■ **SET PROBLEM**: Copy out the listing that follows, exactly, without its pictures.

------ GIVEN DATA

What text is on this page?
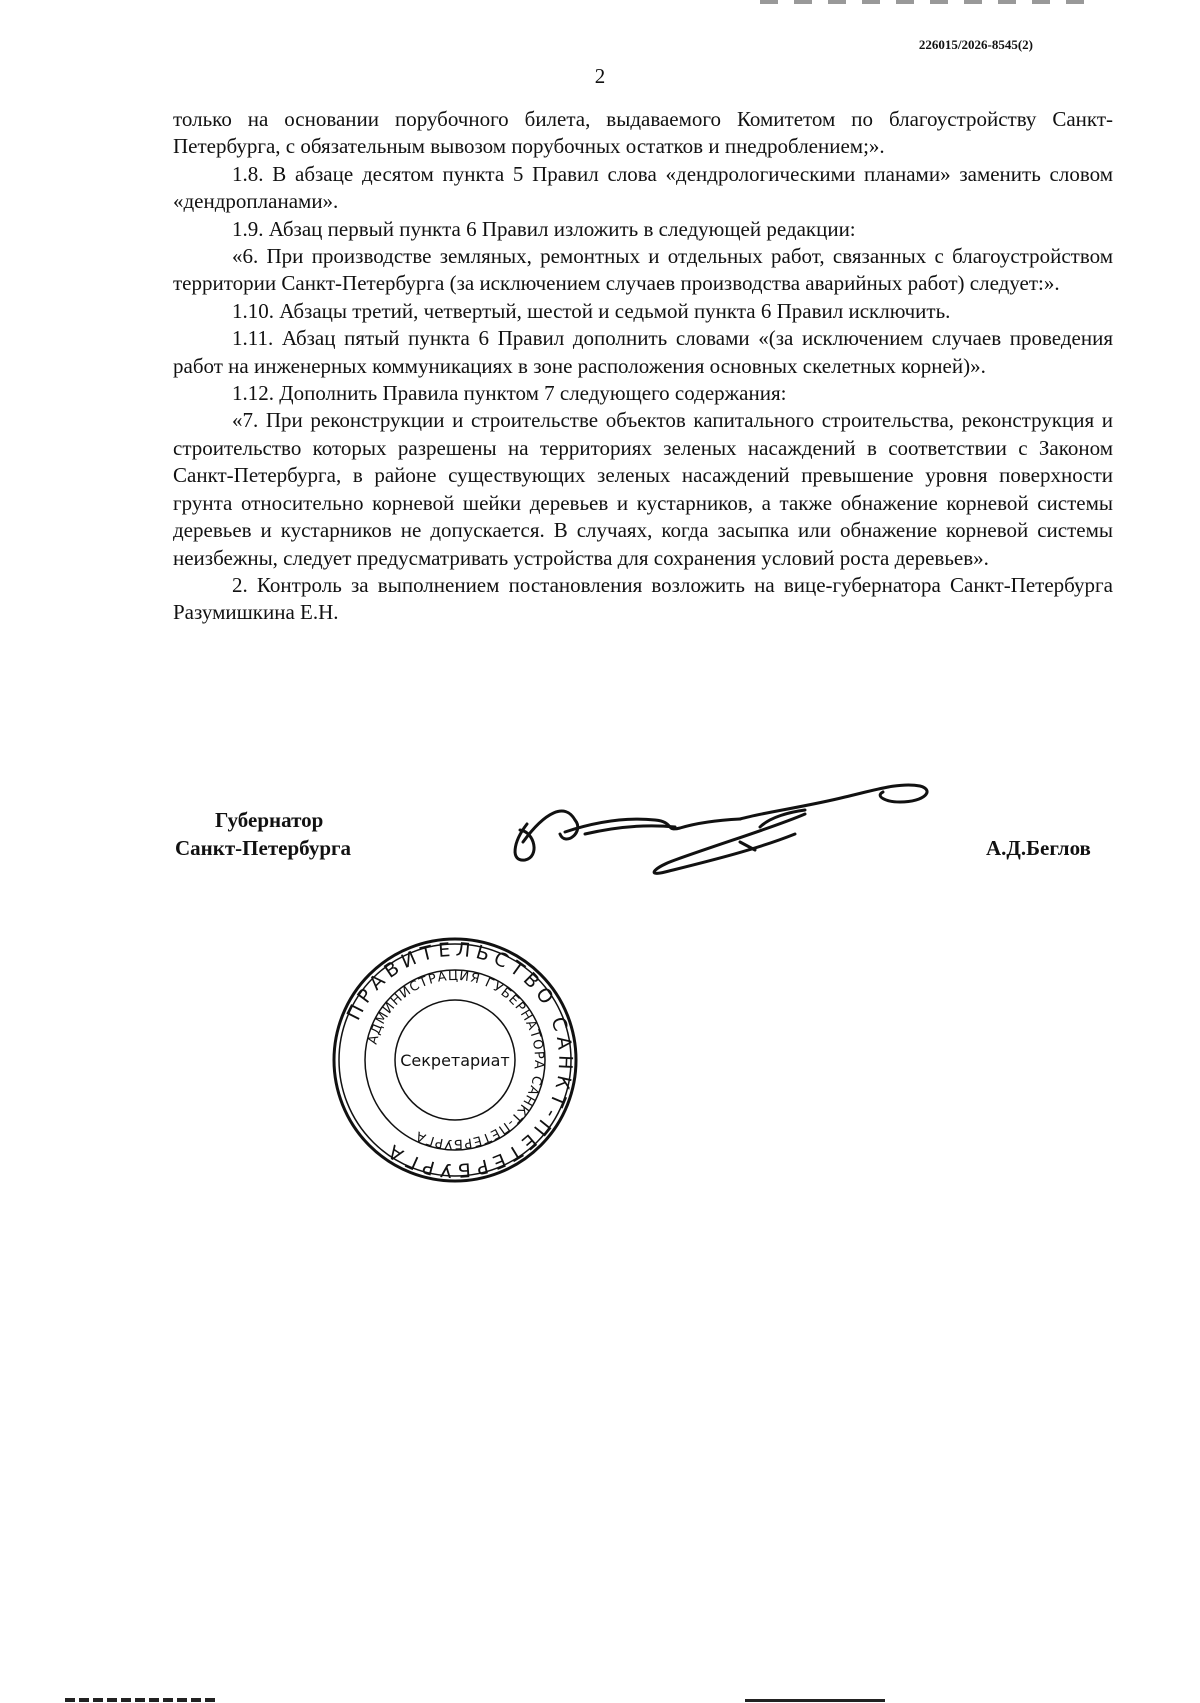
226015/2026-8545(2)
2

только на основании порубочного билета, выдаваемого Комитетом по благоустройству Санкт-Петербурга, с обязательным вывозом порубочных остатков и пнедроблением;».

1.8. В абзаце десятом пункта 5 Правил слова «дендрологическими планами» заменить словом «дендропланами».

1.9. Абзац первый пункта 6 Правил изложить в следующей редакции:

«6. При производстве земляных, ремонтных и отдельных работ, связанных с благоустройством территории Санкт-Петербурга (за исключением случаев производства аварийных работ) следует:».

1.10. Абзацы третий, четвертый, шестой и седьмой пункта 6 Правил исключить.

1.11. Абзац пятый пункта 6 Правил дополнить словами «(за исключением случаев проведения работ на инженерных коммуникациях в зоне расположения основных скелетных корней)».

1.12. Дополнить Правила пунктом 7 следующего содержания:

«7. При реконструкции и строительстве объектов капитального строительства, реконструкция и строительство которых разрешены на территориях зеленых насаждений в соответствии с Законом Санкт-Петербурга, в районе существующих зеленых насаждений превышение уровня поверхности грунта относительно корневой шейки деревьев и кустарников, а также обнажение корневой системы деревьев и кустарников не допускается. В случаях, когда засыпка или обнажение корневой системы неизбежны, следует предусматривать устройства для сохранения условий роста деревьев».

2. Контроль за выполнением постановления возложить на вице-губернатора Санкт-Петербурга Разумишкина Е.Н.

Губернатор
Санкт-Петербурга	А.Д.Беглов
ПРАВИТЕЛЬСТВО САНКТ-ПЕТЕРБУРГА
АДМИНИСТРАЦИЯ ГУБЕРНАТОРА САНКТ-ПЕТЕРБУРГА
Секретариат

------------

■ **RESULT FOR THIS EXERCISE**:
What text is on this page?
226015/2026-8545(2)
2

только на основании порубочного билета, выдаваемого Комитетом по благоустройству Санкт-Петербурга, с обязательным вывозом порубочных остатков и пнедроблением;».

1.8. В абзаце десятом пункта 5 Правил слова «дендрологическими планами» заменить словом «дендропланами».

1.9. Абзац первый пункта 6 Правил изложить в следующей редакции:

«6. При производстве земляных, ремонтных и отдельных работ, связанных с благоустройством территории Санкт-Петербурга (за исключением случаев производства аварийных работ) следует:».

1.10. Абзацы третий, четвертый, шестой и седьмой пункта 6 Правил исключить.

1.11. Абзац пятый пункта 6 Правил дополнить словами «(за исключением случаев проведения работ на инженерных коммуникациях в зоне расположения основных скелетных корней)».

1.12. Дополнить Правила пунктом 7 следующего содержания:

«7. При реконструкции и строительстве объектов капитального строительства, реконструкция и строительство которых разрешены на территориях зеленых насаждений в соответствии с Законом Санкт-Петербурга, в районе существующих зеленых насаждений превышение уровня поверхности грунта относительно корневой шейки деревьев и кустарников, а также обнажение корневой системы деревьев и кустарников не допускается. В случаях, когда засыпка или обнажение корневой системы неизбежны, следует предусматривать устройства для сохранения условий роста деревьев».

2. Контроль за выполнением постановления возложить на вице-губернатора Санкт-Петербурга Разумишкина Е.Н.

Губернатор
Санкт-Петербурга	А.Д.Беглов
ПРАВИТЕЛЬСТВО САНКТ-ПЕТЕРБУРГА
АДМИНИСТРАЦИЯ ГУБЕРНАТОРА САНКТ-ПЕТЕРБУРГА
Секретариат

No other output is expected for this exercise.